Return all lines below containing the word "云南师范大学冯用军副教授分析指出".
---------- Material ----------
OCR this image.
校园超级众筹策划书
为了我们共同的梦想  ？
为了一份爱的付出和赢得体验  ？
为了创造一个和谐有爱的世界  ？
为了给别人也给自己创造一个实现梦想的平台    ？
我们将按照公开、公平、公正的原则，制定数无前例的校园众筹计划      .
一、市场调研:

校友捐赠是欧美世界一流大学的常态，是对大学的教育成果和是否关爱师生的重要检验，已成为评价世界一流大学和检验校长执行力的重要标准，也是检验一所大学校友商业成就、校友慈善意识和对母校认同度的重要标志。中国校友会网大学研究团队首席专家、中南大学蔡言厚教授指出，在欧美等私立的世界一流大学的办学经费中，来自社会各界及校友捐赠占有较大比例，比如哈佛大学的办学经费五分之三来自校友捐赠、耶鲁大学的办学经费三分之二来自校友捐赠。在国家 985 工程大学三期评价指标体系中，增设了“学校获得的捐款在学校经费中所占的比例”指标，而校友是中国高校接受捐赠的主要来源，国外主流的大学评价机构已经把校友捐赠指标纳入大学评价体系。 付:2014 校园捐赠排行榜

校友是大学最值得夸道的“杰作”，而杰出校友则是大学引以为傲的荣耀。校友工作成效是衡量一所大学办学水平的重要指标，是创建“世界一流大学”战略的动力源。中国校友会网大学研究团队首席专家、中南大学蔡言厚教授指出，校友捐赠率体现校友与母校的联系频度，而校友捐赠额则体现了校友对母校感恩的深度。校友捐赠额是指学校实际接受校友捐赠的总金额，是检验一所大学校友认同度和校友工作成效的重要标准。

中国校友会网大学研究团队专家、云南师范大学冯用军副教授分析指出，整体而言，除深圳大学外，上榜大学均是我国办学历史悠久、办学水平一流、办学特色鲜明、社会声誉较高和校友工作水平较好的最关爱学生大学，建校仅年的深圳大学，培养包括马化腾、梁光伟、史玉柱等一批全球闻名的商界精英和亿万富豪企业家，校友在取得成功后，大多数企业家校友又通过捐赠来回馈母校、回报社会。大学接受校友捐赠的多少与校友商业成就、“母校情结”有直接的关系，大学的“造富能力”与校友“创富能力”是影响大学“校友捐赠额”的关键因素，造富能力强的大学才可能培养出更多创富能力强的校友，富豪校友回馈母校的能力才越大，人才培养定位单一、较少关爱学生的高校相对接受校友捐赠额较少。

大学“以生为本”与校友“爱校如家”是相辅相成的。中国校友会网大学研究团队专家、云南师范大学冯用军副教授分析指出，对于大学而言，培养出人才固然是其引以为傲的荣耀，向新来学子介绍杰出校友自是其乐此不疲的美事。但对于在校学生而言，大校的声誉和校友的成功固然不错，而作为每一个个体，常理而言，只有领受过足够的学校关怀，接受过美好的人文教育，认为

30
----------
§ Written response:
中国校友会网大学研究团队专家、云南师范大学冯用军副教授分析指出，整体而言，除深圳大学外，上榜大学均是我国办学历史悠久、办学水平一流、办学特色鲜明、社会声誉较高和校友工作水平较好的最关爱学生大学，建校仅年的深圳大学，培养包括马化腾、梁光伟、史玉柱等一批全球闻名的商界精英和亿万富豪企业家，校友在取得成功后，大多数企业家校友又通过捐赠来回馈母校、回报社会。大学接受校友捐赠的多少与校友商业成就、“母校情结”有直接的关系，大学的“造富能力”与校友“创富能力”是影响大学“校友捐赠额”的关键因素，造富能力强的大学才可能培养出更多创富能力强的校友，富豪校友回馈母校的能力才越大，人才培养定位单一、较少关爱学生的高校相对接受校友捐赠额较少。
大学“以生为本”与校友“爱校如家”是相辅相成的。中国校友会网大学研究团队专家、云南师范大学冯用军副教授分析指出，对于大学而言，培养出人才固然是其引以为傲的荣耀，向新来学子介绍杰出校友自是其乐此不疲的美事。但对于在校学生而言，大校的声誉和校友的成功固然不错，而作为每一个个体，常理而言，只有领受过足够的学校关怀，接受过美好的人文教育，认为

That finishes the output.